Task requirements: Reproduce every record below exactly as written, leaving out any pictures.

+++ Records for processing +++

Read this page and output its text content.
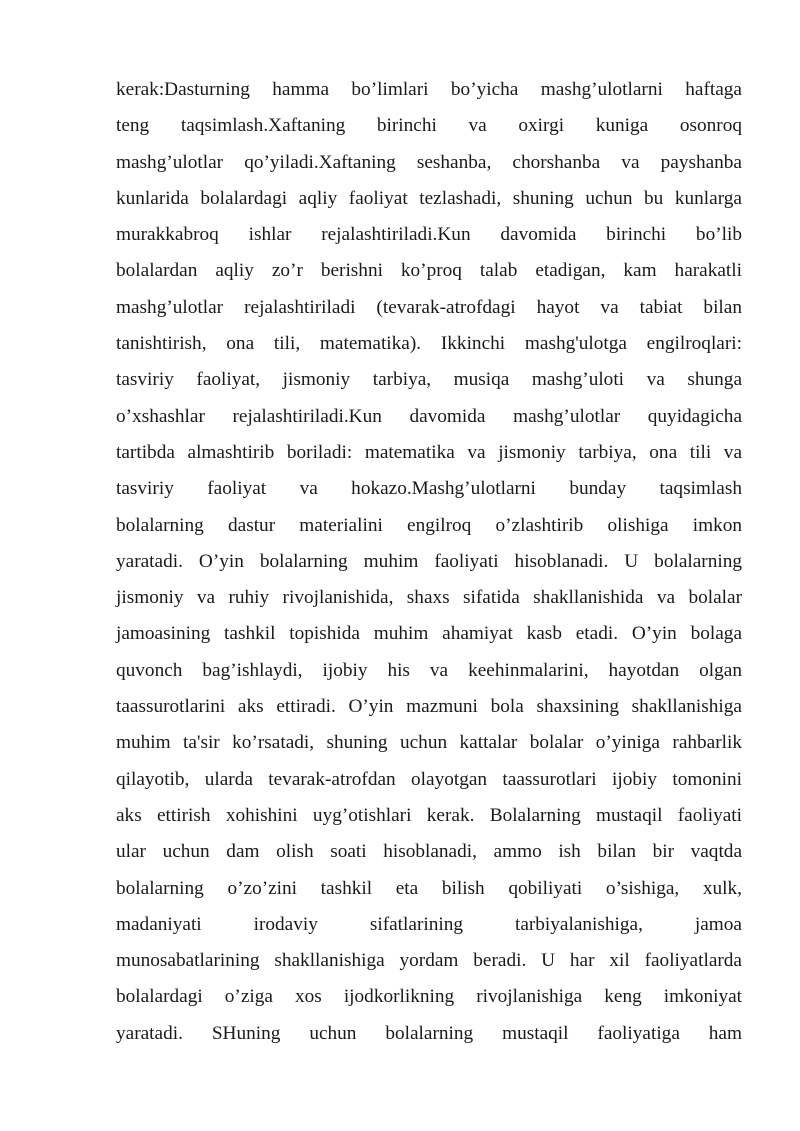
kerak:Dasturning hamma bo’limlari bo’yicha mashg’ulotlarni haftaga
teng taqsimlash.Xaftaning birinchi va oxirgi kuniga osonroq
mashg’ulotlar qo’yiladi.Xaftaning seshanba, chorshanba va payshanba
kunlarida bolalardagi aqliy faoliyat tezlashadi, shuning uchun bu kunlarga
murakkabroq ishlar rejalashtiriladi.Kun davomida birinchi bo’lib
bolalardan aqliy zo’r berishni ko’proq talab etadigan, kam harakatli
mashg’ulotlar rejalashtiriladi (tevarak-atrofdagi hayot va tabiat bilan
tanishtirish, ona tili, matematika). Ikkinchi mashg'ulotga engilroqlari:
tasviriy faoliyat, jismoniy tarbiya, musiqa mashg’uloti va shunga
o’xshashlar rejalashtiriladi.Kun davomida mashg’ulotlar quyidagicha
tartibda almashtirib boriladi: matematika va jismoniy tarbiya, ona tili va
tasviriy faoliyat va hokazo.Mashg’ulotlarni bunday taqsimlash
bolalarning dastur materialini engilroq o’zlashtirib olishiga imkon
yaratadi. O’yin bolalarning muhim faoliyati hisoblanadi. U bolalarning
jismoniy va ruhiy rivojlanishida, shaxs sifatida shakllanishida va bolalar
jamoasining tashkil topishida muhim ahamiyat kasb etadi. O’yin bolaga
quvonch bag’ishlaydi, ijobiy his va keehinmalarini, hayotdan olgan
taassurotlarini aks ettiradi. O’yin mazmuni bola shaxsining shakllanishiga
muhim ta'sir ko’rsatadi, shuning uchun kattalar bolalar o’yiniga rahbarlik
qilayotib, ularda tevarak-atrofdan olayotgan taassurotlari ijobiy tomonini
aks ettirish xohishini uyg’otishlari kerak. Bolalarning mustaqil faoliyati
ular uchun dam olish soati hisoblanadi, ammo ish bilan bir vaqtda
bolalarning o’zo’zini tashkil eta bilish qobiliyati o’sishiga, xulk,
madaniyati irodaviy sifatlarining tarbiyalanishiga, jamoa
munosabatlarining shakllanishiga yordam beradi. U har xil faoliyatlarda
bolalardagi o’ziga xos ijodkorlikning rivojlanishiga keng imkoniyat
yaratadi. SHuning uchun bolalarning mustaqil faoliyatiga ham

+++

Output of the task:
Read this page and output its text content.
kerak:Dasturning hamma bo’limlari bo’yicha mashg’ulotlarni haftaga
teng taqsimlash.Xaftaning birinchi va oxirgi kuniga osonroq
mashg’ulotlar qo’yiladi.Xaftaning seshanba, chorshanba va payshanba
kunlarida bolalardagi aqliy faoliyat tezlashadi, shuning uchun bu kunlarga
murakkabroq ishlar rejalashtiriladi.Kun davomida birinchi bo’lib
bolalardan aqliy zo’r berishni ko’proq talab etadigan, kam harakatli
mashg’ulotlar rejalashtiriladi (tevarak-atrofdagi hayot va tabiat bilan
tanishtirish, ona tili, matematika). Ikkinchi mashg'ulotga engilroqlari:
tasviriy faoliyat, jismoniy tarbiya, musiqa mashg’uloti va shunga
o’xshashlar rejalashtiriladi.Kun davomida mashg’ulotlar quyidagicha
tartibda almashtirib boriladi: matematika va jismoniy tarbiya, ona tili va
tasviriy faoliyat va hokazo.Mashg’ulotlarni bunday taqsimlash
bolalarning dastur materialini engilroq o’zlashtirib olishiga imkon
yaratadi. O’yin bolalarning muhim faoliyati hisoblanadi. U bolalarning
jismoniy va ruhiy rivojlanishida, shaxs sifatida shakllanishida va bolalar
jamoasining tashkil topishida muhim ahamiyat kasb etadi. O’yin bolaga
quvonch bag’ishlaydi, ijobiy his va keehinmalarini, hayotdan olgan
taassurotlarini aks ettiradi. O’yin mazmuni bola shaxsining shakllanishiga
muhim ta'sir ko’rsatadi, shuning uchun kattalar bolalar o’yiniga rahbarlik
qilayotib, ularda tevarak-atrofdan olayotgan taassurotlari ijobiy tomonini
aks ettirish xohishini uyg’otishlari kerak. Bolalarning mustaqil faoliyati
ular uchun dam olish soati hisoblanadi, ammo ish bilan bir vaqtda
bolalarning o’zo’zini tashkil eta bilish qobiliyati o’sishiga, xulk,
madaniyati irodaviy sifatlarining tarbiyalanishiga, jamoa
munosabatlarining shakllanishiga yordam beradi. U har xil faoliyatlarda
bolalardagi o’ziga xos ijodkorlikning rivojlanishiga keng imkoniyat
yaratadi. SHuning uchun bolalarning mustaqil faoliyatiga ham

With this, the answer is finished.